Print all the entries verbatim.

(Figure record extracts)
====

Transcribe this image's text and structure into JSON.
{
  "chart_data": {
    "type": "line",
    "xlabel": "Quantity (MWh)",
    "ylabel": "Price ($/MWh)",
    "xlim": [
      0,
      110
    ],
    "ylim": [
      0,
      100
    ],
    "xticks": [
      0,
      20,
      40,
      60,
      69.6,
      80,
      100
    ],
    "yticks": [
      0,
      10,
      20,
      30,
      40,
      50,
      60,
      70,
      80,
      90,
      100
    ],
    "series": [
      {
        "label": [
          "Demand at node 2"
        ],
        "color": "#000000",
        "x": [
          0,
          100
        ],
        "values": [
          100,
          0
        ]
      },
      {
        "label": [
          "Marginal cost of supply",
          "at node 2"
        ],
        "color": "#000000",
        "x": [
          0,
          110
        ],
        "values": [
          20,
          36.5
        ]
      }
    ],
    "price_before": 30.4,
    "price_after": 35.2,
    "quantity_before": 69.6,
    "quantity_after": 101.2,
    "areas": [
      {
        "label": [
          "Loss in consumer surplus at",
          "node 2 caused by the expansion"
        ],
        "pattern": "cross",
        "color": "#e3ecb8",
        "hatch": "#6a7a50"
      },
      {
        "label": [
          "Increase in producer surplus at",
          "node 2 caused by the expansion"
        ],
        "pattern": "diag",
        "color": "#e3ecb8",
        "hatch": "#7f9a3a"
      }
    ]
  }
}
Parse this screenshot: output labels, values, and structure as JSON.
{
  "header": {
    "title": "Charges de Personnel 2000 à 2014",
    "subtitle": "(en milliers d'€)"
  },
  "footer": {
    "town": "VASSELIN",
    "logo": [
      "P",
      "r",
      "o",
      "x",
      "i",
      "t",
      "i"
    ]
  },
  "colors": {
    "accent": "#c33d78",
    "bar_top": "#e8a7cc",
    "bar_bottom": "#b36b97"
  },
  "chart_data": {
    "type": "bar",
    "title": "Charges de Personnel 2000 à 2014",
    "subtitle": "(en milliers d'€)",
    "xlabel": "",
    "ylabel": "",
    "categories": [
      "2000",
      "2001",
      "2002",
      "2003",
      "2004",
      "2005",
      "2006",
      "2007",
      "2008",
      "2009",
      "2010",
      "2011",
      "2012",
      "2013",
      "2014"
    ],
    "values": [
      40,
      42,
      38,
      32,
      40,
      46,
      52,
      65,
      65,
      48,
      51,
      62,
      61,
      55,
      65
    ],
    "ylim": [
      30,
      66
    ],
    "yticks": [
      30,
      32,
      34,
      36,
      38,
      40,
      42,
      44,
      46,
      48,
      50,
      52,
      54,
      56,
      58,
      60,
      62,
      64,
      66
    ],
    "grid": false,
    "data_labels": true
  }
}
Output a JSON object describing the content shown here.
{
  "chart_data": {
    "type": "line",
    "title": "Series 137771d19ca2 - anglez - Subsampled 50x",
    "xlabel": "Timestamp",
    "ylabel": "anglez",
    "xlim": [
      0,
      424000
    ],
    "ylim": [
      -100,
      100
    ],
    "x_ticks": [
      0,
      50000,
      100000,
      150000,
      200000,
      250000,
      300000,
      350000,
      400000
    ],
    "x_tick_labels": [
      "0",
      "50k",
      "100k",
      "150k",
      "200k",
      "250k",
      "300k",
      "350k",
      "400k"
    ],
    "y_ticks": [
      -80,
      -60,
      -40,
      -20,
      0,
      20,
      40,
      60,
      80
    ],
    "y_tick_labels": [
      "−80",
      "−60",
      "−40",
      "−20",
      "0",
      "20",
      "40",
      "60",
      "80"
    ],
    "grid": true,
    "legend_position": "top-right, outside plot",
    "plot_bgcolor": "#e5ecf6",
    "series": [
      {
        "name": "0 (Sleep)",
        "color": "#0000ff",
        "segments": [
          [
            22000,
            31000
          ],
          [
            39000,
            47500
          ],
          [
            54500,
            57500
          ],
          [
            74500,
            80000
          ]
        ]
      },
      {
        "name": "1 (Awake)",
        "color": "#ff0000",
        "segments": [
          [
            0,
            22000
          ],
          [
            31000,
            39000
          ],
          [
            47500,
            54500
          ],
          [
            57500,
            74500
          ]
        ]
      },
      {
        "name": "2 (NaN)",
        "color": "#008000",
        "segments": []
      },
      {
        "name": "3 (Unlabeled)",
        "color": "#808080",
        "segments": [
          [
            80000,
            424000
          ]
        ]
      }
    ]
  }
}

====

> _RESPONSE FOR THIS EXERCISE_:
Transcribe this image's text and structure into JSON.
{
  "chart_data": {
    "type": "line",
    "xlabel": "Quantity (MWh)",
    "ylabel": "Price ($/MWh)",
    "xlim": [
      0,
      110
    ],
    "ylim": [
      0,
      100
    ],
    "xticks": [
      0,
      20,
      40,
      60,
      69.6,
      80,
      100
    ],
    "yticks": [
      0,
      10,
      20,
      30,
      40,
      50,
      60,
      70,
      80,
      90,
      100
    ],
    "series": [
      {
        "label": [
          "Demand at node 2"
        ],
        "color": "#000000",
        "x": [
          0,
          100
        ],
        "values": [
          100,
          0
        ]
      },
      {
        "label": [
          "Marginal cost of supply",
          "at node 2"
        ],
        "color": "#000000",
        "x": [
          0,
          110
        ],
        "values": [
          20,
          36.5
        ]
      }
    ],
    "price_before": 30.4,
    "price_after": 35.2,
    "quantity_before": 69.6,
    "quantity_after": 101.2,
    "areas": [
      {
        "label": [
          "Loss in consumer surplus at",
          "node 2 caused by the expansion"
        ],
        "pattern": "cross",
        "color": "#e3ecb8",
        "hatch": "#6a7a50"
      },
      {
        "label": [
          "Increase in producer surplus at",
          "node 2 caused by the expansion"
        ],
        "pattern": "diag",
        "color": "#e3ecb8",
        "hatch": "#7f9a3a"
      }
    ]
  }
}
Parse this screenshot: output labels, values, and structure as JSON.
{
  "header": {
    "title": "Charges de Personnel 2000 à 2014",
    "subtitle": "(en milliers d'€)"
  },
  "footer": {
    "town": "VASSELIN",
    "logo": [
      "P",
      "r",
      "o",
      "x",
      "i",
      "t",
      "i"
    ]
  },
  "colors": {
    "accent": "#c33d78",
    "bar_top": "#e8a7cc",
    "bar_bottom": "#b36b97"
  },
  "chart_data": {
    "type": "bar",
    "title": "Charges de Personnel 2000 à 2014",
    "subtitle": "(en milliers d'€)",
    "xlabel": "",
    "ylabel": "",
    "categories": [
      "2000",
      "2001",
      "2002",
      "2003",
      "2004",
      "2005",
      "2006",
      "2007",
      "2008",
      "2009",
      "2010",
      "2011",
      "2012",
      "2013",
      "2014"
    ],
    "values": [
      40,
      42,
      38,
      32,
      40,
      46,
      52,
      65,
      65,
      48,
      51,
      62,
      61,
      55,
      65
    ],
    "ylim": [
      30,
      66
    ],
    "yticks": [
      30,
      32,
      34,
      36,
      38,
      40,
      42,
      44,
      46,
      48,
      50,
      52,
      54,
      56,
      58,
      60,
      62,
      64,
      66
    ],
    "grid": false,
    "data_labels": true
  }
}
Output a JSON object describing the content shown here.
{
  "chart_data": {
    "type": "line",
    "title": "Series 137771d19ca2 - anglez - Subsampled 50x",
    "xlabel": "Timestamp",
    "ylabel": "anglez",
    "xlim": [
      0,
      424000
    ],
    "ylim": [
      -100,
      100
    ],
    "x_ticks": [
      0,
      50000,
      100000,
      150000,
      200000,
      250000,
      300000,
      350000,
      400000
    ],
    "x_tick_labels": [
      "0",
      "50k",
      "100k",
      "150k",
      "200k",
      "250k",
      "300k",
      "350k",
      "400k"
    ],
    "y_ticks": [
      -80,
      -60,
      -40,
      -20,
      0,
      20,
      40,
      60,
      80
    ],
    "y_tick_labels": [
      "−80",
      "−60",
      "−40",
      "−20",
      "0",
      "20",
      "40",
      "60",
      "80"
    ],
    "grid": true,
    "legend_position": "top-right, outside plot",
    "plot_bgcolor": "#e5ecf6",
    "series": [
      {
        "name": "0 (Sleep)",
        "color": "#0000ff",
        "segments": [
          [
            22000,
            31000
          ],
          [
            39000,
            47500
          ],
          [
            54500,
            57500
          ],
          [
            74500,
            80000
          ]
        ]
      },
      {
        "name": "1 (Awake)",
        "color": "#ff0000",
        "segments": [
          [
            0,
            22000
          ],
          [
            31000,
            39000
          ],
          [
            47500,
            54500
          ],
          [
            57500,
            74500
          ]
        ]
      },
      {
        "name": "2 (NaN)",
        "color": "#008000",
        "segments": []
      },
      {
        "name": "3 (Unlabeled)",
        "color": "#808080",
        "segments": [
          [
            80000,
            424000
          ]
        ]
      }
    ]
  }
}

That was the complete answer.